Stored data:
• • • • • • •

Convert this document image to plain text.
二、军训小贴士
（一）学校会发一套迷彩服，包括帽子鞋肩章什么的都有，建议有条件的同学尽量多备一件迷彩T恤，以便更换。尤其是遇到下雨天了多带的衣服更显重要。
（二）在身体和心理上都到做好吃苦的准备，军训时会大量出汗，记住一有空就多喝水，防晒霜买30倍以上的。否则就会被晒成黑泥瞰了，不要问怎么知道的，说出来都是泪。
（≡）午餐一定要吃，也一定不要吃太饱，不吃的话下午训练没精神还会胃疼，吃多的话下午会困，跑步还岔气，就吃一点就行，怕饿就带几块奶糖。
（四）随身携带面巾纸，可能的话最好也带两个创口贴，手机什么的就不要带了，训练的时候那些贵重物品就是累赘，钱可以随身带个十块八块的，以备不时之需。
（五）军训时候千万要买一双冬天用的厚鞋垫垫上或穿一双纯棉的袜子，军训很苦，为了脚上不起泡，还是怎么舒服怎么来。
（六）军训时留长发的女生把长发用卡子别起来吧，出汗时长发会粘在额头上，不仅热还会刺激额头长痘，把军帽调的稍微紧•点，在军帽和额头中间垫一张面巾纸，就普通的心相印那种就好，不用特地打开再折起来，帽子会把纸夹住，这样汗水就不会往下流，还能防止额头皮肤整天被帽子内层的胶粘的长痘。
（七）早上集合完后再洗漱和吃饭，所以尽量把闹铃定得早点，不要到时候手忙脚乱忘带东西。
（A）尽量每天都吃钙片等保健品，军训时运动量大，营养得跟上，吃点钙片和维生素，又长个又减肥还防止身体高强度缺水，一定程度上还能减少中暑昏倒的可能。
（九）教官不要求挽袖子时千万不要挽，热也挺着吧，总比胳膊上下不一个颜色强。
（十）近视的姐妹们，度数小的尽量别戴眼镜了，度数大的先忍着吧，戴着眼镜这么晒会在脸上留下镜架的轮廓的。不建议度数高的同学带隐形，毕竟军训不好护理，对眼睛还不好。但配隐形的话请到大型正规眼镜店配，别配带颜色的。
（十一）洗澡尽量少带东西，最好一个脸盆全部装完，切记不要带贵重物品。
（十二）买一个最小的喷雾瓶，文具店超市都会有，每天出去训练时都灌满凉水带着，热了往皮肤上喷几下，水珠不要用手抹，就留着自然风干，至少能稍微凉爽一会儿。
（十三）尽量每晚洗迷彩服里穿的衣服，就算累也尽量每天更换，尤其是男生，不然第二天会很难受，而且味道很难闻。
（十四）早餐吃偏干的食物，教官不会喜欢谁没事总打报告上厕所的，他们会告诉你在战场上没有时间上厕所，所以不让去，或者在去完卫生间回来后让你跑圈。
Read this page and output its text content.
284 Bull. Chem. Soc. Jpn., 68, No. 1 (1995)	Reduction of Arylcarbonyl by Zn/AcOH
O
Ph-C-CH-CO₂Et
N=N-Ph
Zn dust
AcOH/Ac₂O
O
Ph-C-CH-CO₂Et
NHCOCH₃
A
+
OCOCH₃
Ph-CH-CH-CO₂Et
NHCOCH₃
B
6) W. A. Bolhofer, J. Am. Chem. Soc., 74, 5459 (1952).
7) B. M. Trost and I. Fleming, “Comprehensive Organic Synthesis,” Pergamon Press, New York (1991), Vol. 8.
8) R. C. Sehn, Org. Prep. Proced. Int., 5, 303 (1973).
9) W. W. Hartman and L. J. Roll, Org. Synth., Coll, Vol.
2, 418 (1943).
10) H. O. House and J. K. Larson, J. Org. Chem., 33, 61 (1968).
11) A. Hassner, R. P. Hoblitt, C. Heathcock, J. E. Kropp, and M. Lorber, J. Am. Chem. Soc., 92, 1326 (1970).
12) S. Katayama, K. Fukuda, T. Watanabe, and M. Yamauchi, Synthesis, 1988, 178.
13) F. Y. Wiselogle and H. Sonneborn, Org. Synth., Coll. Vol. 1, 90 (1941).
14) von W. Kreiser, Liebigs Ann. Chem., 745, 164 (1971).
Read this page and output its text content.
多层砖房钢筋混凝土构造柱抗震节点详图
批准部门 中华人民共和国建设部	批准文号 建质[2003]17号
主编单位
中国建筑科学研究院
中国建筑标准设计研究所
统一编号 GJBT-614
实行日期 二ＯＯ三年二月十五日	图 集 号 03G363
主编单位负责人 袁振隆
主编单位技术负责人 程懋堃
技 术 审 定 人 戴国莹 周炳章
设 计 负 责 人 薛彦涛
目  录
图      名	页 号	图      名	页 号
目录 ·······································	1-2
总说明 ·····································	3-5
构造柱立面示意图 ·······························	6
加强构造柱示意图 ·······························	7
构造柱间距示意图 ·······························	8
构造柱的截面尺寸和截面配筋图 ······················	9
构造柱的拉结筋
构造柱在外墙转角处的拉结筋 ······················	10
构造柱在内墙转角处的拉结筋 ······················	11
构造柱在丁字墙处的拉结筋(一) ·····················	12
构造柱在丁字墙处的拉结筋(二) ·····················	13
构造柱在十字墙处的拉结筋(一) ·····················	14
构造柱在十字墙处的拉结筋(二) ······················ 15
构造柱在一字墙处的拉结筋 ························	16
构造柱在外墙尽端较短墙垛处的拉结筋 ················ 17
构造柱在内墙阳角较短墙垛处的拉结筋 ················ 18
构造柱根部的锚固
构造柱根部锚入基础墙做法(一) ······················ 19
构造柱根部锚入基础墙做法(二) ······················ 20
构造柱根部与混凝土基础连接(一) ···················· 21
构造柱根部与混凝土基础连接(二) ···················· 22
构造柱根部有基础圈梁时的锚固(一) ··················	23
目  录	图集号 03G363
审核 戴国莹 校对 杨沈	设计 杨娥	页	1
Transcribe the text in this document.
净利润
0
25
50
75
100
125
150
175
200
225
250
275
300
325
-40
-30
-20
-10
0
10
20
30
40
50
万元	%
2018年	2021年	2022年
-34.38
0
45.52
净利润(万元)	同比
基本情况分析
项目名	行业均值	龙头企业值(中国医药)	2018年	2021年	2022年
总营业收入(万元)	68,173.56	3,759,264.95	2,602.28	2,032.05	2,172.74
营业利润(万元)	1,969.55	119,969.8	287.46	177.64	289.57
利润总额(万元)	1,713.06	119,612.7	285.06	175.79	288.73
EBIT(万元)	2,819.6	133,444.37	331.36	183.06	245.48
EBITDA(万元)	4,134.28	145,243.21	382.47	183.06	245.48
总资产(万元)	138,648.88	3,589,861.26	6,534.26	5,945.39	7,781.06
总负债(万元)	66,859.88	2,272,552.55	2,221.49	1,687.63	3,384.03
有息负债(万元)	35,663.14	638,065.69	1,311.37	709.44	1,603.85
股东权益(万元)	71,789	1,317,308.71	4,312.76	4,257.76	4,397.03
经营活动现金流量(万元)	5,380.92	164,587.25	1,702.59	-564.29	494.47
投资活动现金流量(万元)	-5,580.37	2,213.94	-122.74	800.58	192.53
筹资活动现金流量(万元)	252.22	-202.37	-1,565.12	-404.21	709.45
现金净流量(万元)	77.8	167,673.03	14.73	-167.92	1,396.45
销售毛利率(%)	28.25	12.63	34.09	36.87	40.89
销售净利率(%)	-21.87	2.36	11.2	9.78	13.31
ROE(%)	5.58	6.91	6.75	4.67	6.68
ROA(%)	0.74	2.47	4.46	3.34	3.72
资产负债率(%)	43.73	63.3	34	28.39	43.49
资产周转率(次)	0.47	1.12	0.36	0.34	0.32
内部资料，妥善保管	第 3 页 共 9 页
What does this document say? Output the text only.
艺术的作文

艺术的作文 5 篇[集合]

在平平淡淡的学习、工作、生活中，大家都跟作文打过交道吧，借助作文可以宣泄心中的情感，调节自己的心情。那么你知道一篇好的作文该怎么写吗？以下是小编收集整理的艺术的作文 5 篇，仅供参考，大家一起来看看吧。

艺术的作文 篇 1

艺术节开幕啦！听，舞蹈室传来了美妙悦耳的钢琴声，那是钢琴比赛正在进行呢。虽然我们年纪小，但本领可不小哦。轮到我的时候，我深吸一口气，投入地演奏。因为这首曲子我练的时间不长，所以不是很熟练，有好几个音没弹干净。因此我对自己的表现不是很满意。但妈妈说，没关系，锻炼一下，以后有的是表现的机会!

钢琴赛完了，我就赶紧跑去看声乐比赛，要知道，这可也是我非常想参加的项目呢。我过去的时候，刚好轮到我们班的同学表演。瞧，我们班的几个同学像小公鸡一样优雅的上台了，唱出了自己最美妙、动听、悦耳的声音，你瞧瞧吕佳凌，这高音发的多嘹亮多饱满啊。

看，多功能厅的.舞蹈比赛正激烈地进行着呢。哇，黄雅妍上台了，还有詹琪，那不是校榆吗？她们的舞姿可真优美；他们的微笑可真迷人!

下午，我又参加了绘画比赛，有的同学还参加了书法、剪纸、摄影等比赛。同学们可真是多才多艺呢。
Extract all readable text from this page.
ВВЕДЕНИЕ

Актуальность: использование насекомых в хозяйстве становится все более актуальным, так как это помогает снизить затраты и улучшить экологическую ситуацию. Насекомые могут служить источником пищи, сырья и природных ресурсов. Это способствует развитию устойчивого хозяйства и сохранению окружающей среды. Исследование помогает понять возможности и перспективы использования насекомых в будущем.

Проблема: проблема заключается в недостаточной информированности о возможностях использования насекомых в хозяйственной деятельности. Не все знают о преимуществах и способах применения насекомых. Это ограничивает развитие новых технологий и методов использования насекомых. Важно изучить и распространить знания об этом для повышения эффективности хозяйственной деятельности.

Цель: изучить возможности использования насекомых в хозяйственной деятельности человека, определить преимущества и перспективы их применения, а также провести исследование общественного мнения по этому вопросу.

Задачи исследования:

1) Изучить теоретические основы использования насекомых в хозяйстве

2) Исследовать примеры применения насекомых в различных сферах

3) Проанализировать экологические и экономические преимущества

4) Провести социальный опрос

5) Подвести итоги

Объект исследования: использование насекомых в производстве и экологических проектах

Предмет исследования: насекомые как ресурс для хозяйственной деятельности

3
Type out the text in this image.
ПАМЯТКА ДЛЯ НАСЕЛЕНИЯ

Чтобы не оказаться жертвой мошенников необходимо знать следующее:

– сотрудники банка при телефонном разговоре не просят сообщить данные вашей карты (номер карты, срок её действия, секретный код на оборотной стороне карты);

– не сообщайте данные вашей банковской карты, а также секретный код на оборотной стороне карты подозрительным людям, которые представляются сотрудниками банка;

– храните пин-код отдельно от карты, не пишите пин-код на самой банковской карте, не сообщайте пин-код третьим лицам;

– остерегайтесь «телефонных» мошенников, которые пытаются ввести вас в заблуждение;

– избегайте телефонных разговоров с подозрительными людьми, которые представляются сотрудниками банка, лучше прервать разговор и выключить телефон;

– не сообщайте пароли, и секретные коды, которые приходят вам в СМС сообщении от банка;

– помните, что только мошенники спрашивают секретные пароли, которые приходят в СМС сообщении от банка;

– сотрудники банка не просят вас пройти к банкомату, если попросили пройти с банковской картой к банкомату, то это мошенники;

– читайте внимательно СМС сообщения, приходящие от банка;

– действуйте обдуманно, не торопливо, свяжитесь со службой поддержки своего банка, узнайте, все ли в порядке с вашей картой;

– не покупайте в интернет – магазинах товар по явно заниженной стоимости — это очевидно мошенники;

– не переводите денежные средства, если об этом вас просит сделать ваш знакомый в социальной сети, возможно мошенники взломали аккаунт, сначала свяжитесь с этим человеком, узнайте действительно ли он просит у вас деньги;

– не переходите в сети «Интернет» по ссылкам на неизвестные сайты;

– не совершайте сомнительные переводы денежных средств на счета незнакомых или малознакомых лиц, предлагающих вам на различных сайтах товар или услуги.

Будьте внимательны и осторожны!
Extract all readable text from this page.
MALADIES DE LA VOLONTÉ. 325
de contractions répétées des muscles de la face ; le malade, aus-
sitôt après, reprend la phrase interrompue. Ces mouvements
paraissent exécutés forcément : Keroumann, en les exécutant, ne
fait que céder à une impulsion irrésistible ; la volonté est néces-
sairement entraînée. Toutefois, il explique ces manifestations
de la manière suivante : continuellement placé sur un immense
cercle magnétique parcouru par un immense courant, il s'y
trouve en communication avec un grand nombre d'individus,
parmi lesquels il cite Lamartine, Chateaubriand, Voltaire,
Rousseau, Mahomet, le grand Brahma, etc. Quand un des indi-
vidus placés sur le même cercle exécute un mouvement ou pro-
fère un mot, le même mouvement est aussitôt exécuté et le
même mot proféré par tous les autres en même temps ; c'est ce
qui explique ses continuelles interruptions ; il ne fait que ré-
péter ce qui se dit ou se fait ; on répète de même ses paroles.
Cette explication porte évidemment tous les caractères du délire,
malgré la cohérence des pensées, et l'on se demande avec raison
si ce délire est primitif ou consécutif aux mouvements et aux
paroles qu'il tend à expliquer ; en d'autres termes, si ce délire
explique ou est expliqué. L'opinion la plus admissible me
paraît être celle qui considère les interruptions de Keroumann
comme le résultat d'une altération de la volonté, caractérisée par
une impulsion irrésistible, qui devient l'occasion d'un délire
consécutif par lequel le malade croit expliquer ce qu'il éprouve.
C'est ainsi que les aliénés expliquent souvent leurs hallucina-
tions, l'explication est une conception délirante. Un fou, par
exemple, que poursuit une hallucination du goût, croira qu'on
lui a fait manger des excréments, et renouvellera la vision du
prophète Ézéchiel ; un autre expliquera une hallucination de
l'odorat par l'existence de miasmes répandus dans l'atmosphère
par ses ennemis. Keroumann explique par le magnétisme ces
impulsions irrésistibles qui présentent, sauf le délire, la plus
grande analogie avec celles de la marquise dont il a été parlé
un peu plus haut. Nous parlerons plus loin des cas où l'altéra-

• • • • • • •

■ GOAL
Search the records for the word "Coll" and copy every line where it occurs.

■ SOLUTION TO THIS TASK
9) W. W. Hartman and L. J. Roll, Org. Synth., Coll, Vol.
13) F. Y. Wiselogle and H. Sonneborn, Org. Synth., Coll. Vol. 1, 90 (1941).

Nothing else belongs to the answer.